__Document passage__:
= = =

The mission of the security operations center (SOC) has historically focused on the coordination of a multilayered defense to detect, prevent and manage threats that could compromise the integrity of the technology infrastructure, business services or data. The security operations center framework allows users to stay ahead of emerging threats by analyzing security intelligence feeds, identifying relevant vulnerabilities, building use cases, developing rules, adding data sources, optimizing response procedures, and supporting ongoing rule tuning and management.
However, several key trends are transforming the security operations center mission, processes, functions, staffing and core capabilities. Below are four of the most significant changes driving this evolution.
- The migration to cloud-based infrastructure is transforming infrastructure and the associated monitoring into commodities. This approach relies on current technology and leverages automated patching to reduce exposure to known vulnerabilities.
- According to IBM X-Force Threat Research, the current threat landscape consists of 58 percent known threats and 42 percent unknown threats. This ratio is changing — in less than three years, the number of unknown threats will likely exceed the number of known threats.
- Cybercrime is growing around the world. Fraud and cybercrime are the U.K.’s most common offenses, with an estimated 3.6 million fraud crimes and an additional 2 million related to computer misuse. While other areas of crime, such as theft, are dropping, 1 in 10 adults reported that they had fallen victim to fraud or some other form of cybercrime, including a 39 percent increase in fraud against U.K.-issued cards.
- Digital transformation is changing nearly every aspect of business operations. It will require security professionals to be partners in the collaboration, planning, design, deployment and monitoring of these new processes.

= = =

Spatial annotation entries
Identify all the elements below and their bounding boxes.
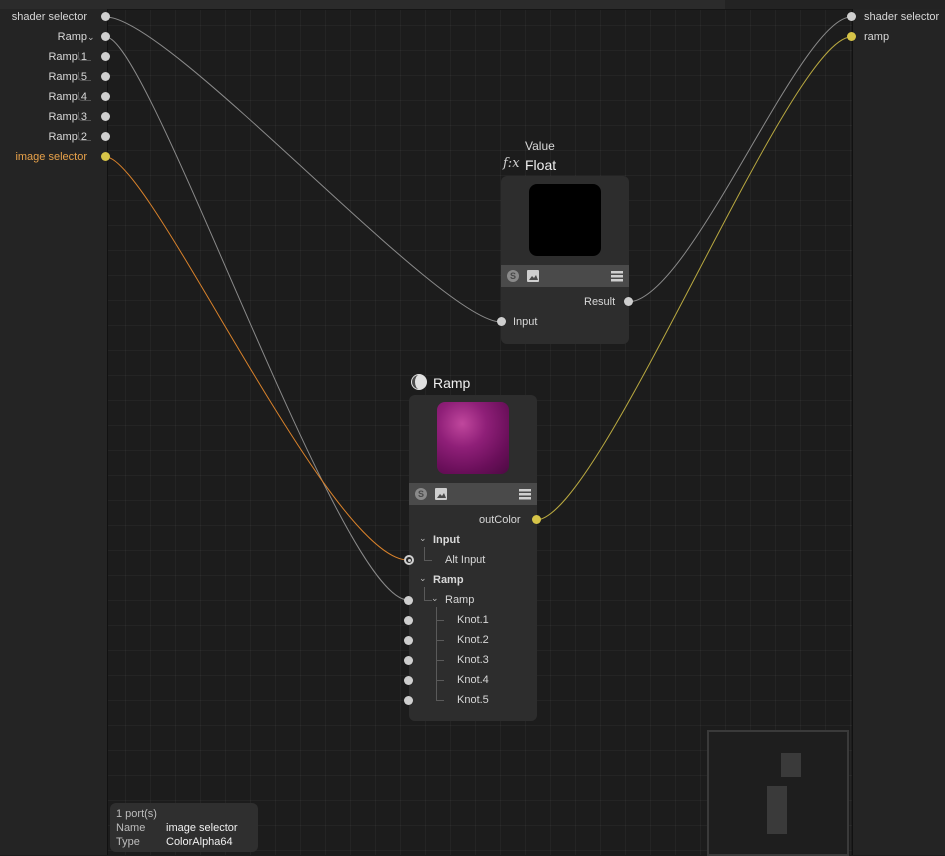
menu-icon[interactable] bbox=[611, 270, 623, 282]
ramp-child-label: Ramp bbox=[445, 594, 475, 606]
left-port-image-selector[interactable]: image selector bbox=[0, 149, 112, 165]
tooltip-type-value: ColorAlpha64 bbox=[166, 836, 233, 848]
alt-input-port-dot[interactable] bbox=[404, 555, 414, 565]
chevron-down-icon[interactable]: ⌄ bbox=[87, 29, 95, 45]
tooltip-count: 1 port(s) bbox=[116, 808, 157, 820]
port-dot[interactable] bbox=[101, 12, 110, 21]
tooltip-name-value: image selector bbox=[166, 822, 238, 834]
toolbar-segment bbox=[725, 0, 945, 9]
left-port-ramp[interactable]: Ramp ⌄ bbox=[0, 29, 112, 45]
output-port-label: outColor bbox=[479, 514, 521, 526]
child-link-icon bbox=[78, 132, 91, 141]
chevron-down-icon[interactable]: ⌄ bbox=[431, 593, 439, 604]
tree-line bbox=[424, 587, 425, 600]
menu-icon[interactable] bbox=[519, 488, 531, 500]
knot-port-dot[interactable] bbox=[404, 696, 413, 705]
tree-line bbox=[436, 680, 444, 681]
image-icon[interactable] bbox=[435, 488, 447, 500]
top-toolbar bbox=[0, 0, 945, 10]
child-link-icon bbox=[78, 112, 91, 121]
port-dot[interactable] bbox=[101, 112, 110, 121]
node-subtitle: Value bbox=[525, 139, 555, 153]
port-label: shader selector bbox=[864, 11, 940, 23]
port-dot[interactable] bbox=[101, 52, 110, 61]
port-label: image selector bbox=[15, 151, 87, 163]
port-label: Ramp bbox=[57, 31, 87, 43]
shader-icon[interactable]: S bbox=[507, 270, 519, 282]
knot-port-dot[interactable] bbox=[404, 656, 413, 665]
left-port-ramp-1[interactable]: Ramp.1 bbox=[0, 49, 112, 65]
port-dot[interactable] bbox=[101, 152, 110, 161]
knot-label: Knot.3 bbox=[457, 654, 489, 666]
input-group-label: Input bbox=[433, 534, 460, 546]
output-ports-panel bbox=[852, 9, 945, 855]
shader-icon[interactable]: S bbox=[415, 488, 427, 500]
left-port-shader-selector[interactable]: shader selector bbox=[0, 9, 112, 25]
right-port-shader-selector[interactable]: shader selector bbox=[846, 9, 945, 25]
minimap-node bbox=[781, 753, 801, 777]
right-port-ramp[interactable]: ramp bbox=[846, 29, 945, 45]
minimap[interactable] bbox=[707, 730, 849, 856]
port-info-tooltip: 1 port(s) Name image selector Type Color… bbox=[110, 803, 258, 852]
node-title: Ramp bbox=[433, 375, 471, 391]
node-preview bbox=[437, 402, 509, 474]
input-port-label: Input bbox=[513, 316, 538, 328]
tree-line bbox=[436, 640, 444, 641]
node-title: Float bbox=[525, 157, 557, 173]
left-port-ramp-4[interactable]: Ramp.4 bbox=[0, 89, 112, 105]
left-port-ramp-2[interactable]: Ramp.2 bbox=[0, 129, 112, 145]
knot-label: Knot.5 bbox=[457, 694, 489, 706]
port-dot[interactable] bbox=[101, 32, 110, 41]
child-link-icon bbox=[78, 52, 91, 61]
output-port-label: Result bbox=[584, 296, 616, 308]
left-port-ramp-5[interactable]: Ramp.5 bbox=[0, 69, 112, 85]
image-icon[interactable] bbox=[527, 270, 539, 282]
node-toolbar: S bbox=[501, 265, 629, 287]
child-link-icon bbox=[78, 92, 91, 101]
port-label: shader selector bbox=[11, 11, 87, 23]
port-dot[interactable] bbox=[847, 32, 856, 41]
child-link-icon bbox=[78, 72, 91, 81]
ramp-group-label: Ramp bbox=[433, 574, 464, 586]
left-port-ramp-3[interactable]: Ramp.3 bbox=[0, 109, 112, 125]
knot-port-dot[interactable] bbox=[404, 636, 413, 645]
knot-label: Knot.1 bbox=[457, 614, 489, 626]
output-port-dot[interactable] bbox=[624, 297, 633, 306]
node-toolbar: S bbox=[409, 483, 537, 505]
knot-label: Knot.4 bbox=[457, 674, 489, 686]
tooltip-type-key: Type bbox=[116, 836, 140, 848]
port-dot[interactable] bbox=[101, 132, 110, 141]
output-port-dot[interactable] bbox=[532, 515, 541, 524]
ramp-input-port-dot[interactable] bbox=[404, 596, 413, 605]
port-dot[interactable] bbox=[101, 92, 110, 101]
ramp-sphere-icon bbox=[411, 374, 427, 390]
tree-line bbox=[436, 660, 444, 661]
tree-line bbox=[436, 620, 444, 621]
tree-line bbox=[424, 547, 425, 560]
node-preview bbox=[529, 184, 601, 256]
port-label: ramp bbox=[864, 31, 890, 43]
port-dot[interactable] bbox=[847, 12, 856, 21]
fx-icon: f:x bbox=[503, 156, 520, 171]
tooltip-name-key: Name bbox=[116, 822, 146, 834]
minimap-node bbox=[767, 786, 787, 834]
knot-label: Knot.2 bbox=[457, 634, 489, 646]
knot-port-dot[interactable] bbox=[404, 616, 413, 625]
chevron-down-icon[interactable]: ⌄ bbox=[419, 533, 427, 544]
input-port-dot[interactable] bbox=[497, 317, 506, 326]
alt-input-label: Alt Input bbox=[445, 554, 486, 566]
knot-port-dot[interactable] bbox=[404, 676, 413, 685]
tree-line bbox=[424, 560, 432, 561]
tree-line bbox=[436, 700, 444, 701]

= = =

__The tasks__:
1. In the security operations center passage, what share of the current threat landscape is made up of unknown threats?
2. From the records, copy out the lines starting at the one containing "menu-icon[interactable] bbox=[611, 270, 623, 282]" and ending after the one containing "tree-line bbox=[424, 587, 425, 600]", keeping every character unchanged.

__Outputs for the tasks__:
1. 42 percent

2.
menu-icon[interactable] bbox=[611, 270, 623, 282]
ramp-child-label: Ramp bbox=[445, 594, 475, 606]
left-port-image-selector[interactable]: image selector bbox=[0, 149, 112, 165]
tooltip-type-value: ColorAlpha64 bbox=[166, 836, 233, 848]
alt-input-port-dot[interactable] bbox=[404, 555, 414, 565]
chevron-down-icon[interactable]: ⌄ bbox=[87, 29, 95, 45]
tooltip-count: 1 port(s) bbox=[116, 808, 157, 820]
port-dot[interactable] bbox=[101, 12, 110, 21]
tooltip-name-value: image selector bbox=[166, 822, 238, 834]
toolbar-segment bbox=[725, 0, 945, 9]
left-port-ramp[interactable]: Ramp ⌄ bbox=[0, 29, 112, 45]
output-port-label: outColor bbox=[479, 514, 521, 526]
child-link-icon bbox=[78, 132, 91, 141]
chevron-down-icon[interactable]: ⌄ bbox=[431, 593, 439, 604]
tree-line bbox=[424, 587, 425, 600]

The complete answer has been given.